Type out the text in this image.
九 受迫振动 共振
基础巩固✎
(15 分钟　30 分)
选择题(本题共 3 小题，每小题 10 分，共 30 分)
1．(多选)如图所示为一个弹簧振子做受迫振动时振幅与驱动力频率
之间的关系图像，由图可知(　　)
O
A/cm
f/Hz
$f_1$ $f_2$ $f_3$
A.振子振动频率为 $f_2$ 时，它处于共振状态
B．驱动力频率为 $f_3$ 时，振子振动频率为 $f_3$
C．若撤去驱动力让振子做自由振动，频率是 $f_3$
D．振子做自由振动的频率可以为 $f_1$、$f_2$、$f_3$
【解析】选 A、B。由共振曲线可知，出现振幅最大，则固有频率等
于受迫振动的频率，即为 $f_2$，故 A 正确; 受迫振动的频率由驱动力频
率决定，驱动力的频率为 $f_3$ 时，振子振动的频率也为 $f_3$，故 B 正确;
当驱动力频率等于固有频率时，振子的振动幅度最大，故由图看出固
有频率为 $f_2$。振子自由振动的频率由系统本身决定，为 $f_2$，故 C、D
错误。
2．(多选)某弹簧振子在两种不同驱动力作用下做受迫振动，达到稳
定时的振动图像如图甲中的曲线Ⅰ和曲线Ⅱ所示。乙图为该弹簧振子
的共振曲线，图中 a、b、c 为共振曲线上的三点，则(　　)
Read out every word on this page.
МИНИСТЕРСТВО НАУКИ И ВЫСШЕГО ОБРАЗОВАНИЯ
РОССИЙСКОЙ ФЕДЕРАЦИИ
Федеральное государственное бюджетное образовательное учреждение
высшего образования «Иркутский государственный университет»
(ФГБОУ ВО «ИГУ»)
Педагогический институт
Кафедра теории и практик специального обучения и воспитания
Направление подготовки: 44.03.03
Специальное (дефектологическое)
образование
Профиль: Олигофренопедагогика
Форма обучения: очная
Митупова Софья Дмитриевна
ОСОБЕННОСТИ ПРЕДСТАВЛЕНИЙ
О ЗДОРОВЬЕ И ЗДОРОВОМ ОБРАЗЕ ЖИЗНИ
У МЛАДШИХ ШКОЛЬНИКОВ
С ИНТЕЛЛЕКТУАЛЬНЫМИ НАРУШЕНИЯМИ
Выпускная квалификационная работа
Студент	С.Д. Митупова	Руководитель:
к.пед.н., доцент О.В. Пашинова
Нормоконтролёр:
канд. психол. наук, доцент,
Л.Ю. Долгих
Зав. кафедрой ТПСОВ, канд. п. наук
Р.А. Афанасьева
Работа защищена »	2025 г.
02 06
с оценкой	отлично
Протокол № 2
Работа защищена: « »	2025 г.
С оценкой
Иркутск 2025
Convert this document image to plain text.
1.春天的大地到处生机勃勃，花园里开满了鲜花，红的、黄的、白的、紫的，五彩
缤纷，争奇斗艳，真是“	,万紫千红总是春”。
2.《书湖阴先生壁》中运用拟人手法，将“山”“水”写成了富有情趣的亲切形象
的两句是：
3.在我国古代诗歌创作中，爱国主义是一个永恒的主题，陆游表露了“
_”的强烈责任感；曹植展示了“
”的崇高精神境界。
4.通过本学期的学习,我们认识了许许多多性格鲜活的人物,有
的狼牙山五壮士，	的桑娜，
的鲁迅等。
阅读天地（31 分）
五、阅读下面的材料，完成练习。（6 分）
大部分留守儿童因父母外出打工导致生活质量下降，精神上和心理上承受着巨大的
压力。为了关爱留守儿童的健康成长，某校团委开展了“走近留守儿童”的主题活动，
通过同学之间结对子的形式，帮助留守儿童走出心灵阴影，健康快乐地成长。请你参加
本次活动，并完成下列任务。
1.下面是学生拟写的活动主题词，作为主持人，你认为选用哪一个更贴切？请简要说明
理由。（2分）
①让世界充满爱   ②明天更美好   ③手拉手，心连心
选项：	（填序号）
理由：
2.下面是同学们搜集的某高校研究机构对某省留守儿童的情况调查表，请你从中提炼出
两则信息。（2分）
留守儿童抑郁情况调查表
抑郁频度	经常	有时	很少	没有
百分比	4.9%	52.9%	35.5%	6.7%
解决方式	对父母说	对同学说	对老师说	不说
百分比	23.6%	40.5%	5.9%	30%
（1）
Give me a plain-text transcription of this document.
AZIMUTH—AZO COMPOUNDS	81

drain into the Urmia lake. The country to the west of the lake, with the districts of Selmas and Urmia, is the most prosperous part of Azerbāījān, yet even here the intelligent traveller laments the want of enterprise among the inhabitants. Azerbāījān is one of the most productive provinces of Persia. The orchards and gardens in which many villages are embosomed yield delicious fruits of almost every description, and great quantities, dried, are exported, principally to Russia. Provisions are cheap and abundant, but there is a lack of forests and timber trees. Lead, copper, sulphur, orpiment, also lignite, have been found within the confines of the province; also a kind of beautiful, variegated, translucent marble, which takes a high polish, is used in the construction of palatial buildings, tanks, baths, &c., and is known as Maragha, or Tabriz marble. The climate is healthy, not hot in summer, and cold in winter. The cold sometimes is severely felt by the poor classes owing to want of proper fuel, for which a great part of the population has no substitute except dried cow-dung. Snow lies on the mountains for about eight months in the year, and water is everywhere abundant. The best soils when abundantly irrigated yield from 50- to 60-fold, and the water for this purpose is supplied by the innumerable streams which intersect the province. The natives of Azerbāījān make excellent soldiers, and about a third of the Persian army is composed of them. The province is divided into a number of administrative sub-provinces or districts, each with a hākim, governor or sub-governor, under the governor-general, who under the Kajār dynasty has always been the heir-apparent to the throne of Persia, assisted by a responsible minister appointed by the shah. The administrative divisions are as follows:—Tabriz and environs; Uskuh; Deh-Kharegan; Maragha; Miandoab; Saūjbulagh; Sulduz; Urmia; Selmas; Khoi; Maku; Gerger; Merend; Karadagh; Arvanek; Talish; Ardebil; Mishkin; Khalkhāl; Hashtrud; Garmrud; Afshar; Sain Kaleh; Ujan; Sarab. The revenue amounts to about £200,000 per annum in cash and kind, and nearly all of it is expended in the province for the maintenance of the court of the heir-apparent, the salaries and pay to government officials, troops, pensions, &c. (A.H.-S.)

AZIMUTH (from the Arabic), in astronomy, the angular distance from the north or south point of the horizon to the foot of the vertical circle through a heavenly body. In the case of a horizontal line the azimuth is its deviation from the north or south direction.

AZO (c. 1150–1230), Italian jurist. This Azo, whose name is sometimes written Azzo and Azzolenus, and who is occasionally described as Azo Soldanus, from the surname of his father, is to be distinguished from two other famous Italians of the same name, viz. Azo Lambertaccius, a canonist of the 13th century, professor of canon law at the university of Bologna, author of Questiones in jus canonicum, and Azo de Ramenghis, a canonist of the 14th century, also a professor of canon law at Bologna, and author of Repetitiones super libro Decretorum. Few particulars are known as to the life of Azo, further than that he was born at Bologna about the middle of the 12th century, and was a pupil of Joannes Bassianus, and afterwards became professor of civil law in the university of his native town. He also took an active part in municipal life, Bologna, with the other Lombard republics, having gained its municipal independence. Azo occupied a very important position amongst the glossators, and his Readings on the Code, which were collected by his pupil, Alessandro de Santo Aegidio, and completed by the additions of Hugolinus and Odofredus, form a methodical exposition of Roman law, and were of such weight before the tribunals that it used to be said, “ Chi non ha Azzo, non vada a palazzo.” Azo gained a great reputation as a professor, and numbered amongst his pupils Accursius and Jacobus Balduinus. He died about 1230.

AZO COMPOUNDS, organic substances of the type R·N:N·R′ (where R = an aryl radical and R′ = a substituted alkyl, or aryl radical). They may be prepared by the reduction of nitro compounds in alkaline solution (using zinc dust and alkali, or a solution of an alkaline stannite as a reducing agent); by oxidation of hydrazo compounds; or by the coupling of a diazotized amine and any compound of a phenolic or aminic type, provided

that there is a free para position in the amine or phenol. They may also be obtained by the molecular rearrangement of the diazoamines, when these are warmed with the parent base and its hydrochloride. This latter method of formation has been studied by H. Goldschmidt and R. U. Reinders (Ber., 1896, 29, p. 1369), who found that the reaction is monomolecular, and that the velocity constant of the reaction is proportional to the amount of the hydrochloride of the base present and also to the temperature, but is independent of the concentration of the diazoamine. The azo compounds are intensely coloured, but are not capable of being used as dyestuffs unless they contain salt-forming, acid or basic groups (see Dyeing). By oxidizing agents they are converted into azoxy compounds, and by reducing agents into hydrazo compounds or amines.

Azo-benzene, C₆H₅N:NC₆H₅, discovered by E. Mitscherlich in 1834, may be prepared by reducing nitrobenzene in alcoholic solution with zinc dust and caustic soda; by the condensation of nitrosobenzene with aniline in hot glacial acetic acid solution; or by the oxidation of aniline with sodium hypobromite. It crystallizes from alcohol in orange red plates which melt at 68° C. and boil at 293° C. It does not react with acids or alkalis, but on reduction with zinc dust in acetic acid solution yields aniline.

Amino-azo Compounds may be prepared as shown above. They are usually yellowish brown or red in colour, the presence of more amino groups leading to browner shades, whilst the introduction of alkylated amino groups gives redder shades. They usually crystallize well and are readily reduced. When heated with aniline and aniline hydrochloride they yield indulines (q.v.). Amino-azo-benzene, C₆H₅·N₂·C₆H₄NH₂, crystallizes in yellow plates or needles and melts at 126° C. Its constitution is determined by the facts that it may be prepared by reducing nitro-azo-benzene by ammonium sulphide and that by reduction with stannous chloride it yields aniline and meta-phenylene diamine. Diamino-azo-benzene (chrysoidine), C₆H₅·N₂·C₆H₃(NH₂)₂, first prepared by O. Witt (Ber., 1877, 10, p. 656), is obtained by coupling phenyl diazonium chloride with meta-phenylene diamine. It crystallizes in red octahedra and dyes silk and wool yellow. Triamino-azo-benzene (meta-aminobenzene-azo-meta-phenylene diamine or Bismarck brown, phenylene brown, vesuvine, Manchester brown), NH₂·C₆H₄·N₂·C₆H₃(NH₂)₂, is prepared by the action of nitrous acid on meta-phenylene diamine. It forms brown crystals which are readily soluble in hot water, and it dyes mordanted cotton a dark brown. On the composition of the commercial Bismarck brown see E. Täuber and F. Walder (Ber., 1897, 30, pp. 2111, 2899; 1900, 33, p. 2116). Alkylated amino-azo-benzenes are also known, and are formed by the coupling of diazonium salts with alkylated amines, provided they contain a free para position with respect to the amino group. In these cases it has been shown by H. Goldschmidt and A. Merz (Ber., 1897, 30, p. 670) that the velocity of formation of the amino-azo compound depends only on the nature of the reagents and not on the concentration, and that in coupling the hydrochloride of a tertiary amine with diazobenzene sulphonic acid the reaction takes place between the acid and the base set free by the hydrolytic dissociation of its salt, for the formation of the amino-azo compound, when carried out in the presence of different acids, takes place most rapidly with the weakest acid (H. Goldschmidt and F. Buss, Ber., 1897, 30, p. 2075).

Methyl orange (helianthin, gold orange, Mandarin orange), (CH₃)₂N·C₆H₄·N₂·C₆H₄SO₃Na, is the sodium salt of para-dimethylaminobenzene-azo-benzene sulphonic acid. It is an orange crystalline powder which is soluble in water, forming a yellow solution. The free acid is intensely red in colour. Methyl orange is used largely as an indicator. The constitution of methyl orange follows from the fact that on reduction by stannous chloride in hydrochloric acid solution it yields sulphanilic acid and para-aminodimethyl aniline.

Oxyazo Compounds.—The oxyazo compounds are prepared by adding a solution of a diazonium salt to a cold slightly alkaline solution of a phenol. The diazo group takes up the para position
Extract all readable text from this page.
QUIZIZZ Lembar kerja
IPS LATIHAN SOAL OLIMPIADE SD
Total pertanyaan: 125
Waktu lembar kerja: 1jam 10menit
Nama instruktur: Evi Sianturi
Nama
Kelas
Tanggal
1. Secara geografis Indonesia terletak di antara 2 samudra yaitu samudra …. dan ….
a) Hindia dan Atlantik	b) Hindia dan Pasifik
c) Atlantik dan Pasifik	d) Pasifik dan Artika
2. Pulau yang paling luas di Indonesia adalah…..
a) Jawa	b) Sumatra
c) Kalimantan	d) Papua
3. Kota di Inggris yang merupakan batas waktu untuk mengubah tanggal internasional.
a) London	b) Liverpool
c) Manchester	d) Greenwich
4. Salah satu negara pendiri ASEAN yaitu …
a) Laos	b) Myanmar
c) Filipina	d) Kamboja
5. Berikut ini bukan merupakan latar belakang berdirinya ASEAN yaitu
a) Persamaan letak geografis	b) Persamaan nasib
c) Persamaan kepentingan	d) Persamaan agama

★ ★ ★

JOB:
Copy exactly, and only, the lines from the one containing "Extract all readable text from this page." through the last line of the listing.

EXPECTED OUTPUT:
Extract all readable text from this page.
QUIZIZZ Lembar kerja
IPS LATIHAN SOAL OLIMPIADE SD
Total pertanyaan: 125
Waktu lembar kerja: 1jam 10menit
Nama instruktur: Evi Sianturi
Nama
Kelas
Tanggal
1. Secara geografis Indonesia terletak di antara 2 samudra yaitu samudra …. dan ….
a) Hindia dan Atlantik	b) Hindia dan Pasifik
c) Atlantik dan Pasifik	d) Pasifik dan Artika
2. Pulau yang paling luas di Indonesia adalah…..
a) Jawa	b) Sumatra
c) Kalimantan	d) Papua
3. Kota di Inggris yang merupakan batas waktu untuk mengubah tanggal internasional.
a) London	b) Liverpool
c) Manchester	d) Greenwich
4. Salah satu negara pendiri ASEAN yaitu …
a) Laos	b) Myanmar
c) Filipina	d) Kamboja
5. Berikut ini bukan merupakan latar belakang berdirinya ASEAN yaitu
a) Persamaan letak geografis	b) Persamaan nasib
c) Persamaan kepentingan	d) Persamaan agama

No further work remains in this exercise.